Data entries:
******************************

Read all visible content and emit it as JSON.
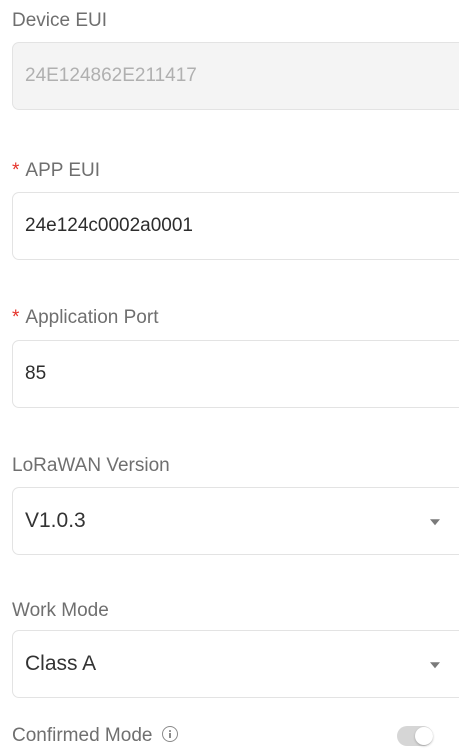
{
  "device_eui": {
    "label": "Device EUI",
    "value": "24E124862E211417"
  },
  "app_eui": {
    "required_mark": "*",
    "label": "APP EUI",
    "value": "24e124c0002a0001"
  },
  "application_port": {
    "required_mark": "*",
    "label": "Application Port",
    "value": "85"
  },
  "lorawan_version": {
    "label": "LoRaWAN Version",
    "selected": "V1.0.3"
  },
  "work_mode": {
    "label": "Work Mode",
    "selected": "Class A"
  },
  "confirmed_mode": {
    "label": "Confirmed Mode",
    "toggle_on": false
  },
  "colors": {
    "required": "#e5332a",
    "label": "#6f6f6f",
    "toggle_off": "#d6d6d6"
  }
}
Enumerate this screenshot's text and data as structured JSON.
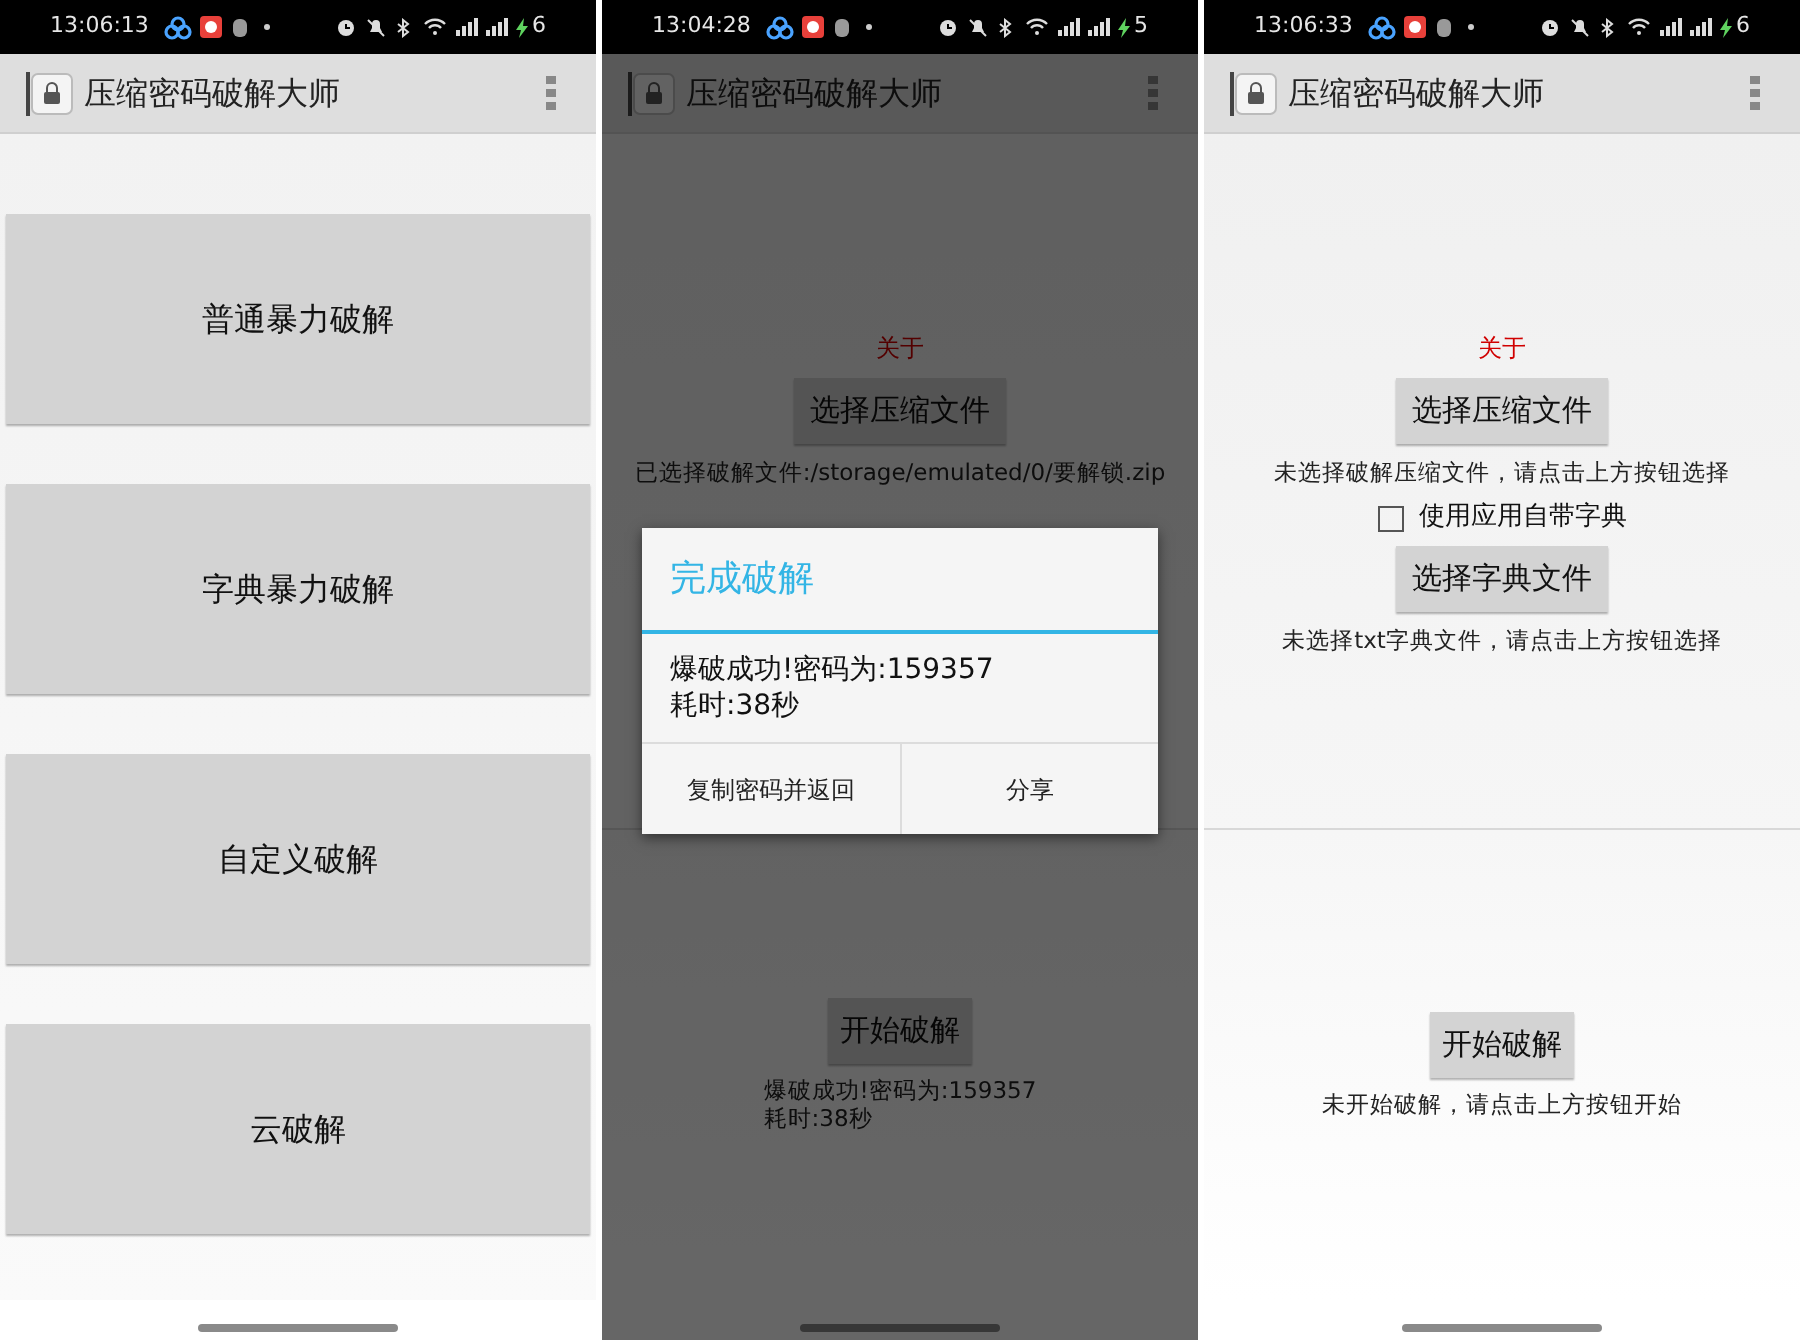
{
  "screens": [
    {
      "kind": "menu",
      "status_bar": {
        "time": "13:06:13",
        "battery": "6"
      },
      "app_bar": {
        "title": "压缩密码破解大师"
      },
      "buttons": [
        "普通暴力破解",
        "字典暴力破解",
        "自定义破解",
        "云破解"
      ]
    },
    {
      "kind": "crack",
      "status_bar": {
        "time": "13:04:28",
        "battery": "5"
      },
      "app_bar": {
        "title": "压缩密码破解大师"
      },
      "about": "关于",
      "file_button": "选择压缩文件",
      "file_status": "已选择破解文件:/storage/emulated/0/要解锁.zip",
      "start_button": "开始破解",
      "result_lines": [
        "爆破成功!密码为:159357",
        "耗时:38秒"
      ],
      "dialog": {
        "title": "完成破解",
        "message_lines": [
          "爆破成功!密码为:159357",
          "耗时:38秒"
        ],
        "buttons": [
          "复制密码并返回",
          "分享"
        ]
      }
    },
    {
      "kind": "crack",
      "status_bar": {
        "time": "13:06:33",
        "battery": "6"
      },
      "app_bar": {
        "title": "压缩密码破解大师"
      },
      "about": "关于",
      "file_button": "选择压缩文件",
      "file_status": "未选择破解压缩文件，请点击上方按钮选择",
      "dictionary": {
        "checkbox_label": "使用应用自带字典",
        "checked": false,
        "button": "选择字典文件",
        "status": "未选择txt字典文件，请点击上方按钮选择"
      },
      "start_button": "开始破解",
      "result_lines": [
        "未开始破解，请点击上方按钮开始"
      ]
    }
  ]
}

******************************

Do this: Skip the images and write out the rest of the listing exactly.

Task solution:
Read all visible content and emit it as JSON.
{
  "device_eui": {
    "label": "Device EUI",
    "value": "24E124862E211417"
  },
  "app_eui": {
    "required_mark": "*",
    "label": "APP EUI",
    "value": "24e124c0002a0001"
  },
  "application_port": {
    "required_mark": "*",
    "label": "Application Port",
    "value": "85"
  },
  "lorawan_version": {
    "label": "LoRaWAN Version",
    "selected": "V1.0.3"
  },
  "work_mode": {
    "label": "Work Mode",
    "selected": "Class A"
  },
  "confirmed_mode": {
    "label": "Confirmed Mode",
    "toggle_on": false
  },
  "colors": {
    "required": "#e5332a",
    "label": "#6f6f6f",
    "toggle_off": "#d6d6d6"
  }
}
Enumerate this screenshot's text and data as structured JSON.
{
  "screens": [
    {
      "kind": "menu",
      "status_bar": {
        "time": "13:06:13",
        "battery": "6"
      },
      "app_bar": {
        "title": "压缩密码破解大师"
      },
      "buttons": [
        "普通暴力破解",
        "字典暴力破解",
        "自定义破解",
        "云破解"
      ]
    },
    {
      "kind": "crack",
      "status_bar": {
        "time": "13:04:28",
        "battery": "5"
      },
      "app_bar": {
        "title": "压缩密码破解大师"
      },
      "about": "关于",
      "file_button": "选择压缩文件",
      "file_status": "已选择破解文件:/storage/emulated/0/要解锁.zip",
      "start_button": "开始破解",
      "result_lines": [
        "爆破成功!密码为:159357",
        "耗时:38秒"
      ],
      "dialog": {
        "title": "完成破解",
        "message_lines": [
          "爆破成功!密码为:159357",
          "耗时:38秒"
        ],
        "buttons": [
          "复制密码并返回",
          "分享"
        ]
      }
    },
    {
      "kind": "crack",
      "status_bar": {
        "time": "13:06:33",
        "battery": "6"
      },
      "app_bar": {
        "title": "压缩密码破解大师"
      },
      "about": "关于",
      "file_button": "选择压缩文件",
      "file_status": "未选择破解压缩文件，请点击上方按钮选择",
      "dictionary": {
        "checkbox_label": "使用应用自带字典",
        "checked": false,
        "button": "选择字典文件",
        "status": "未选择txt字典文件，请点击上方按钮选择"
      },
      "start_button": "开始破解",
      "result_lines": [
        "未开始破解，请点击上方按钮开始"
      ]
    }
  ]
}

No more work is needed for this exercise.